Material for this task:
+ + +
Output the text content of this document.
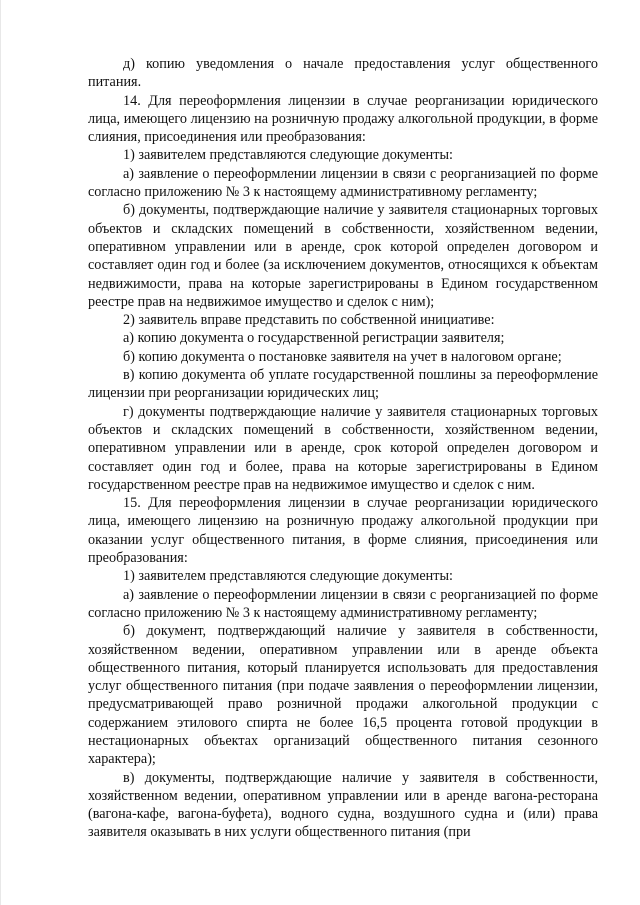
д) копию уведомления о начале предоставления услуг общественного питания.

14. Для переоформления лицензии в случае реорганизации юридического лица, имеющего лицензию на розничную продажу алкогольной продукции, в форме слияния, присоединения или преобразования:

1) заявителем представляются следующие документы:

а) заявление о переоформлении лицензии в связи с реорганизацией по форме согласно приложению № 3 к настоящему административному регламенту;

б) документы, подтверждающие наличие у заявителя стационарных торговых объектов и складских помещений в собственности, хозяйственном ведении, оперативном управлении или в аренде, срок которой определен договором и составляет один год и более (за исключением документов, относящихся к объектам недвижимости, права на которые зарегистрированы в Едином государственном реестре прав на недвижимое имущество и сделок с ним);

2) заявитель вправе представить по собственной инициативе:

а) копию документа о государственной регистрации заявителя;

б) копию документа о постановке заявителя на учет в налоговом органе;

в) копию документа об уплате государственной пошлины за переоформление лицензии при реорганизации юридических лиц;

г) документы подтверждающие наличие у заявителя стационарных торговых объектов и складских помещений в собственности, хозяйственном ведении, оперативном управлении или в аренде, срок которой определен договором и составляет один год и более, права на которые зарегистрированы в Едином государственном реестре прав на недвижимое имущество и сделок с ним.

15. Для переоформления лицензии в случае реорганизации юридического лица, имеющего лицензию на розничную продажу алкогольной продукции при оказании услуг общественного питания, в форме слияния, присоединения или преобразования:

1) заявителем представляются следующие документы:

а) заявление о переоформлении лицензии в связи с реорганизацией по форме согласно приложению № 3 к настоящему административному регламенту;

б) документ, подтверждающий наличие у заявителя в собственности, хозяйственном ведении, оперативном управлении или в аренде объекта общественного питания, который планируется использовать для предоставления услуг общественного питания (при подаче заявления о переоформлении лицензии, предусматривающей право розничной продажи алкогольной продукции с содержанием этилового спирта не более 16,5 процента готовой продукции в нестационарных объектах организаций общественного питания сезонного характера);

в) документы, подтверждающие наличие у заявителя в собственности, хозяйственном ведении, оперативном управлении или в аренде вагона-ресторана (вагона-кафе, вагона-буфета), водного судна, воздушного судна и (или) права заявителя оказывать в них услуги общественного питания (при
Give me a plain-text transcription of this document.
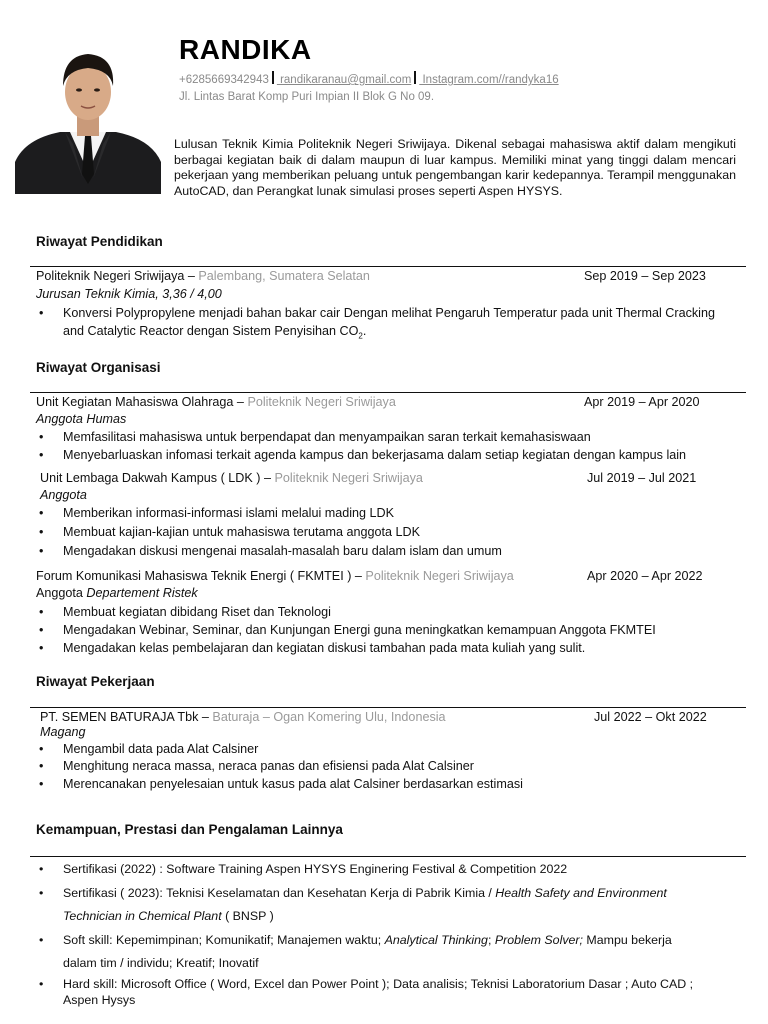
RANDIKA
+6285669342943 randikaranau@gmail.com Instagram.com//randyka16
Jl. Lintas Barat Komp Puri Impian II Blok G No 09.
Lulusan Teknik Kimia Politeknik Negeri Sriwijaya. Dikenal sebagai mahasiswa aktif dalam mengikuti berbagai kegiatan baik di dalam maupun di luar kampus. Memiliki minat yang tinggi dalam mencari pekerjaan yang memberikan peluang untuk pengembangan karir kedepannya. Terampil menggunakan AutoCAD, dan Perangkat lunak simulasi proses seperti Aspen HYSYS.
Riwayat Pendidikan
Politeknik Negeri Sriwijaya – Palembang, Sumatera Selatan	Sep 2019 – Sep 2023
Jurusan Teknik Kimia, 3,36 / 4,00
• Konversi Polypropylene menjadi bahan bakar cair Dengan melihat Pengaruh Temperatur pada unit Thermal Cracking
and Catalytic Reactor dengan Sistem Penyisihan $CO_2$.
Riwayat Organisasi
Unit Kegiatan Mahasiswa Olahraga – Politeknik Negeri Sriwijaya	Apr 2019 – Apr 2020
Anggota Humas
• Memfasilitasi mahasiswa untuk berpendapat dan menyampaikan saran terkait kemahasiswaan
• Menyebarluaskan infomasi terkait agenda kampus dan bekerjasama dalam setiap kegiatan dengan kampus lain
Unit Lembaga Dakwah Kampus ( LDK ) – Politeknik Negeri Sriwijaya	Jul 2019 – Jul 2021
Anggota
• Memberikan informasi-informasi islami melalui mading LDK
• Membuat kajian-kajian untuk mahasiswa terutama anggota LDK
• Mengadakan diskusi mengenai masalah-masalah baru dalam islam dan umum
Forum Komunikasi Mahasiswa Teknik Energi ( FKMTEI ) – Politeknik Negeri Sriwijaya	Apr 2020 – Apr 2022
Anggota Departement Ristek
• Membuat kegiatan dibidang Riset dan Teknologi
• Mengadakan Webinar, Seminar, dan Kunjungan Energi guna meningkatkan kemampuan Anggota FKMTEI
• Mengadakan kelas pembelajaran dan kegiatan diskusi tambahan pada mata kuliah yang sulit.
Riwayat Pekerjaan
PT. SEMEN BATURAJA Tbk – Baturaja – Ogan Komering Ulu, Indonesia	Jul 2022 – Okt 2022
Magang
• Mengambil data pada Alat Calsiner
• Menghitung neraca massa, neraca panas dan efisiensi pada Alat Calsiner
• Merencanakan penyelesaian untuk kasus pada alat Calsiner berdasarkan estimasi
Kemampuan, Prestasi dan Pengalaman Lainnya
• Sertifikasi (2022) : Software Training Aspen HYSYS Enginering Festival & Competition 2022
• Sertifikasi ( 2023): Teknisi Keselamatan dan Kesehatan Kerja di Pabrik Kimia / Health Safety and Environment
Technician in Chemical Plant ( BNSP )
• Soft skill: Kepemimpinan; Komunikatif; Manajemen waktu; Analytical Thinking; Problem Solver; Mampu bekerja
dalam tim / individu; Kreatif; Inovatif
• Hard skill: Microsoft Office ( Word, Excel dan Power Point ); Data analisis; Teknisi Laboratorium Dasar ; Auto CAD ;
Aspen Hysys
+ + +
Exercise prompt: Find each line holding "untuk". Copy it out.

Task answer:
Lulusan Teknik Kimia Politeknik Negeri Sriwijaya. Dikenal sebagai mahasiswa aktif dalam mengikuti berbagai kegiatan baik di dalam maupun di luar kampus. Memiliki minat yang tinggi dalam mencari pekerjaan yang memberikan peluang untuk pengembangan karir kedepannya. Terampil menggunakan AutoCAD, dan Perangkat lunak simulasi proses seperti Aspen HYSYS.
• Memfasilitasi mahasiswa untuk berpendapat dan menyampaikan saran terkait kemahasiswaan
• Membuat kajian-kajian untuk mahasiswa terutama anggota LDK
• Merencanakan penyelesaian untuk kasus pada alat Calsiner berdasarkan estimasi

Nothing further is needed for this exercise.